● **Task input**
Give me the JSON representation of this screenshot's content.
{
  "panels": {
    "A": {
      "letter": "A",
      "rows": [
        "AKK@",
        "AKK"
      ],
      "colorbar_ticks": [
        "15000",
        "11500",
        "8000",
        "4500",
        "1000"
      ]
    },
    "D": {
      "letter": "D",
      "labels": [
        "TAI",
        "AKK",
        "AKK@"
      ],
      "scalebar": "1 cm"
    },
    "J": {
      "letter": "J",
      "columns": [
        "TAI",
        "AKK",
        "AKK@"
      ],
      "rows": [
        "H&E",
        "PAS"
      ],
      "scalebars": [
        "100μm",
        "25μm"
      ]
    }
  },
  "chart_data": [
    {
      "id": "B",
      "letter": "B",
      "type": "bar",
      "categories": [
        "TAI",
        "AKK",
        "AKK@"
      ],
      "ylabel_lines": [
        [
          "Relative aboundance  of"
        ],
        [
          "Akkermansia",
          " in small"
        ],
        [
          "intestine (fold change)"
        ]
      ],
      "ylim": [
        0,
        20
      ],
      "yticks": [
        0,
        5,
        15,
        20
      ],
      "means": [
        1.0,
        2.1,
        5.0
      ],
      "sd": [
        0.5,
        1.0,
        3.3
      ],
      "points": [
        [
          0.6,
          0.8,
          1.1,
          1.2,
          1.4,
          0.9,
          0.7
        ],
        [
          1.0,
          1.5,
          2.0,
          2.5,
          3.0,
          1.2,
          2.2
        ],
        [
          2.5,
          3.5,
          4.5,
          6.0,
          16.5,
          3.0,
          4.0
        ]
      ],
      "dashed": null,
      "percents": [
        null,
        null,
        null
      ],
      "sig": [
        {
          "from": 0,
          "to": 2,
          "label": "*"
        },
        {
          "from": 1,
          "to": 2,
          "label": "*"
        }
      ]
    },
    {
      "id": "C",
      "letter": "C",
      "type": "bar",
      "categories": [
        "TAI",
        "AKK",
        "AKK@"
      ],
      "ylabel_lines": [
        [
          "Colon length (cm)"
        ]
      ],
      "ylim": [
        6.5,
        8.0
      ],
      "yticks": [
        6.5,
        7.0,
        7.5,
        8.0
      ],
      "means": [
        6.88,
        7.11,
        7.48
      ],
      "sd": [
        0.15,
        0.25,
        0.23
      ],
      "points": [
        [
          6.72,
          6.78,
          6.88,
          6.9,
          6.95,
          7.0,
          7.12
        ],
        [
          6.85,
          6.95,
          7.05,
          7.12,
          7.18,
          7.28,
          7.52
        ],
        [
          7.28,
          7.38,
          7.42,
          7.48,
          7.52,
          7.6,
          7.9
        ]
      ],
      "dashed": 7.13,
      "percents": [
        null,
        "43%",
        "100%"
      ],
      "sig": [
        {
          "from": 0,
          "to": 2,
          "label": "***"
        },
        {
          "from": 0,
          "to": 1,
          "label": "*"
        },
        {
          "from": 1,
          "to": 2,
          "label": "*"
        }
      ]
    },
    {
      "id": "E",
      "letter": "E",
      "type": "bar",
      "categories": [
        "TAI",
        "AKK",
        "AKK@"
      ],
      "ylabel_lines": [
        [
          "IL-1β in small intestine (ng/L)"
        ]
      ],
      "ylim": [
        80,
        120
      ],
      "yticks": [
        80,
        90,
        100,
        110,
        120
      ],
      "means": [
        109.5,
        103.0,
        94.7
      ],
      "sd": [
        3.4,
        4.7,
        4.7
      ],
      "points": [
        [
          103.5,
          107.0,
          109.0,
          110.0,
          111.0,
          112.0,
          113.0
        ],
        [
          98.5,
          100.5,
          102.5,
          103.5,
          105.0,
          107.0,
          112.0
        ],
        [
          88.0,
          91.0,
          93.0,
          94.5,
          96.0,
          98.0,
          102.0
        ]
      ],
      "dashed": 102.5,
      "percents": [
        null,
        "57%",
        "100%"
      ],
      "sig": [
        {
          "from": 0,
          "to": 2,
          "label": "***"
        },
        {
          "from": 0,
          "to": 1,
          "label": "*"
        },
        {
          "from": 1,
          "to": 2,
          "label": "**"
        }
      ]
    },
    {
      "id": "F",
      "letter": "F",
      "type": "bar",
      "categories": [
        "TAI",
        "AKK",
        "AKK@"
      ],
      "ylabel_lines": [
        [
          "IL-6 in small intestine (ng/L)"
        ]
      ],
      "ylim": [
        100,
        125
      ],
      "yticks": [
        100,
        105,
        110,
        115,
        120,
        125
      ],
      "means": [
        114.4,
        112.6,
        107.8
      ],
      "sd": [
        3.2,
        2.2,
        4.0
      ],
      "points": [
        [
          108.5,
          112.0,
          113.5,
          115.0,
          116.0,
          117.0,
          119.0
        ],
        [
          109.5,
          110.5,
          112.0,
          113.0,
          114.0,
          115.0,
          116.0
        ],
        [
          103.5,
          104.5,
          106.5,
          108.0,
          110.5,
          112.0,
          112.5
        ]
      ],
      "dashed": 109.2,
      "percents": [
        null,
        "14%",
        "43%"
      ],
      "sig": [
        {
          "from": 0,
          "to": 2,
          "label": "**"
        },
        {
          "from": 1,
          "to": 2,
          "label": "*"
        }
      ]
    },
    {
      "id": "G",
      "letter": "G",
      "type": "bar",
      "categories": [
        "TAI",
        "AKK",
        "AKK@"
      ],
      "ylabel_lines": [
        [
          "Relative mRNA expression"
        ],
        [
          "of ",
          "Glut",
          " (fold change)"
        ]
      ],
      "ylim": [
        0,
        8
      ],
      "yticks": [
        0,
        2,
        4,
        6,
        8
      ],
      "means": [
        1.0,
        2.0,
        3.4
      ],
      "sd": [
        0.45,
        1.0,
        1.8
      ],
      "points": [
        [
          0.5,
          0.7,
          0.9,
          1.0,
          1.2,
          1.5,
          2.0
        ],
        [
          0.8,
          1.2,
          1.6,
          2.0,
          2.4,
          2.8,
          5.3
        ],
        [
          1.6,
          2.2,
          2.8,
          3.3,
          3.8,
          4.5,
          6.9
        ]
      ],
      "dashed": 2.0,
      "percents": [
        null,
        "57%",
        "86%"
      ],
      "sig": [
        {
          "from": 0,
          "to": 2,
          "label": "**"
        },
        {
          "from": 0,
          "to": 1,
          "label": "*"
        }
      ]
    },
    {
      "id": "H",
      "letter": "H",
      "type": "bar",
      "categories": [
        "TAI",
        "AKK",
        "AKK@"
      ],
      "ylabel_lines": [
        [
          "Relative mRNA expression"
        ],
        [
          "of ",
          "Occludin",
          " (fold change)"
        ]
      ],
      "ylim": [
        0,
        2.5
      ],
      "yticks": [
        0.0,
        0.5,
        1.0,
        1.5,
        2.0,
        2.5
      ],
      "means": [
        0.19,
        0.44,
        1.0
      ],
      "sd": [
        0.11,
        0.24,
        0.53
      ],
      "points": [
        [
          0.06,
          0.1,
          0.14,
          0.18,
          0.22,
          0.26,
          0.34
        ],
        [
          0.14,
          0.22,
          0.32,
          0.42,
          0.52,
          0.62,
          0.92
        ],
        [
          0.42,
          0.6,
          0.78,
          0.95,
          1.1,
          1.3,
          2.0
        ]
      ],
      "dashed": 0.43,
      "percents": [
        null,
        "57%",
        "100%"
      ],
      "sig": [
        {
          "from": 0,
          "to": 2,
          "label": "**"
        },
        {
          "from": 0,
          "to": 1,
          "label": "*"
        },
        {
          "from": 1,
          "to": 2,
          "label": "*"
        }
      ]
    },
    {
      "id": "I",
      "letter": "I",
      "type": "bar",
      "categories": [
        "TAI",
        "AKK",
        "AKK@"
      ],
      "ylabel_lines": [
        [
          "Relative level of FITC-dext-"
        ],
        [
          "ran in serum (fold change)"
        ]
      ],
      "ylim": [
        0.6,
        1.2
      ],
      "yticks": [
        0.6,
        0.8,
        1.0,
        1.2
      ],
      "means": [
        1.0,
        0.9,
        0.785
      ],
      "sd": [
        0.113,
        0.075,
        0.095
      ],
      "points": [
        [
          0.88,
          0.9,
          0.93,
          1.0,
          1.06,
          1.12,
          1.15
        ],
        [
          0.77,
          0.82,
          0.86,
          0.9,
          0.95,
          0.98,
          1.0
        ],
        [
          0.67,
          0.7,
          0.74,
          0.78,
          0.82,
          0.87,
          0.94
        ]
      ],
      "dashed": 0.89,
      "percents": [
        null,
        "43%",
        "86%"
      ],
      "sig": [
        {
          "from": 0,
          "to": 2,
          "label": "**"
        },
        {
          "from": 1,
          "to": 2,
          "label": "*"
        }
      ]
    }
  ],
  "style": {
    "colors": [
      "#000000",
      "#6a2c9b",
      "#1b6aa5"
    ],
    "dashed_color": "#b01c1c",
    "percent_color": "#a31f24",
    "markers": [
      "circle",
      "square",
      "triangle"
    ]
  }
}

● **Exercise**
Filter the listing above for the string "fold" and copy every matching line.

● **Solved exercise**
          "intestine (fold change)"
          " (fold change)"
          " (fold change)"
          "ran in serum (fold change)"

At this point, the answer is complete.